[Rows from a dataset]
──────────

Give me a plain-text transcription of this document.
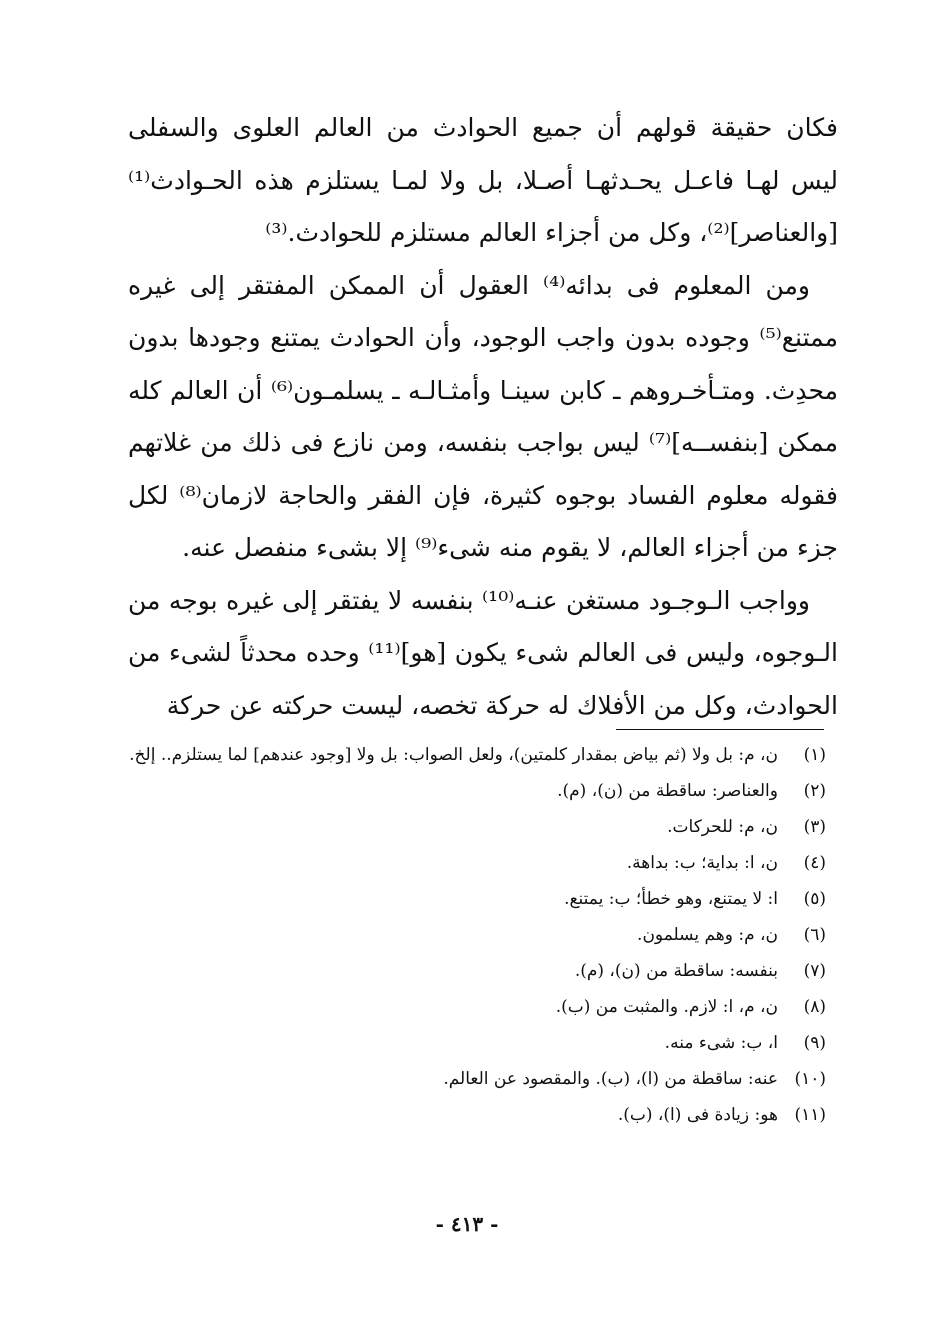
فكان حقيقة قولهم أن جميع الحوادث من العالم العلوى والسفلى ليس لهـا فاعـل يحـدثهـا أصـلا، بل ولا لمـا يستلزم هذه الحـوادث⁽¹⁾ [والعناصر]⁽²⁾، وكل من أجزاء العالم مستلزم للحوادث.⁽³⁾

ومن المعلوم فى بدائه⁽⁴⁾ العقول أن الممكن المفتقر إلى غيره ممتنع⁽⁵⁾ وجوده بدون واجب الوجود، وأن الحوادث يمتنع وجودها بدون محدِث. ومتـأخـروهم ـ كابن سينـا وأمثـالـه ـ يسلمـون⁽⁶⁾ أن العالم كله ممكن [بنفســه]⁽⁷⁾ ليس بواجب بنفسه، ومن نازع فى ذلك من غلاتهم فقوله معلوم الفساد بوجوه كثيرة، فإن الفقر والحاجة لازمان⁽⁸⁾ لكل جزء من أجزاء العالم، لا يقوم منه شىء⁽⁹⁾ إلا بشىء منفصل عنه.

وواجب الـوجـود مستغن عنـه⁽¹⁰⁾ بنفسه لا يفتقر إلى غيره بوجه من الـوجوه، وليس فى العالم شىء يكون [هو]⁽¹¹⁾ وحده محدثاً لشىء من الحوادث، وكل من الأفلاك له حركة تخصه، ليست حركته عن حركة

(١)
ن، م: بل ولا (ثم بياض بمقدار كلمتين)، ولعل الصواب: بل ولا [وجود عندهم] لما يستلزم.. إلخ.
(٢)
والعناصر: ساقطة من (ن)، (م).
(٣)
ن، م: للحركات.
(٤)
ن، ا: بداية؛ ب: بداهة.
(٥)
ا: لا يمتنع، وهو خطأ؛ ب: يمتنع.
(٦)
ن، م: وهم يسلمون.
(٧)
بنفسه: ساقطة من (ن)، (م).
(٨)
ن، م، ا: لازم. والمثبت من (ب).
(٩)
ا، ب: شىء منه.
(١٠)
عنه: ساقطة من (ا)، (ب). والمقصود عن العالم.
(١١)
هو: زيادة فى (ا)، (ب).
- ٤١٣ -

──────────

EXERCISE DIRECTIONS
Leave out every picture and copy the rest of the records exactly.

RESPONSE FOR THIS EXERCISE
Give me a plain-text transcription of this document.
فكان حقيقة قولهم أن جميع الحوادث من العالم العلوى والسفلى ليس لهـا فاعـل يحـدثهـا أصـلا، بل ولا لمـا يستلزم هذه الحـوادث⁽¹⁾ [والعناصر]⁽²⁾، وكل من أجزاء العالم مستلزم للحوادث.⁽³⁾

ومن المعلوم فى بدائه⁽⁴⁾ العقول أن الممكن المفتقر إلى غيره ممتنع⁽⁵⁾ وجوده بدون واجب الوجود، وأن الحوادث يمتنع وجودها بدون محدِث. ومتـأخـروهم ـ كابن سينـا وأمثـالـه ـ يسلمـون⁽⁶⁾ أن العالم كله ممكن [بنفســه]⁽⁷⁾ ليس بواجب بنفسه، ومن نازع فى ذلك من غلاتهم فقوله معلوم الفساد بوجوه كثيرة، فإن الفقر والحاجة لازمان⁽⁸⁾ لكل جزء من أجزاء العالم، لا يقوم منه شىء⁽⁹⁾ إلا بشىء منفصل عنه.

وواجب الـوجـود مستغن عنـه⁽¹⁰⁾ بنفسه لا يفتقر إلى غيره بوجه من الـوجوه، وليس فى العالم شىء يكون [هو]⁽¹¹⁾ وحده محدثاً لشىء من الحوادث، وكل من الأفلاك له حركة تخصه، ليست حركته عن حركة

(١)
ن، م: بل ولا (ثم بياض بمقدار كلمتين)، ولعل الصواب: بل ولا [وجود عندهم] لما يستلزم.. إلخ.
(٢)
والعناصر: ساقطة من (ن)، (م).
(٣)
ن، م: للحركات.
(٤)
ن، ا: بداية؛ ب: بداهة.
(٥)
ا: لا يمتنع، وهو خطأ؛ ب: يمتنع.
(٦)
ن، م: وهم يسلمون.
(٧)
بنفسه: ساقطة من (ن)، (م).
(٨)
ن، م، ا: لازم. والمثبت من (ب).
(٩)
ا، ب: شىء منه.
(١٠)
عنه: ساقطة من (ا)، (ب). والمقصود عن العالم.
(١١)
هو: زيادة فى (ا)، (ب).
- ٤١٣ -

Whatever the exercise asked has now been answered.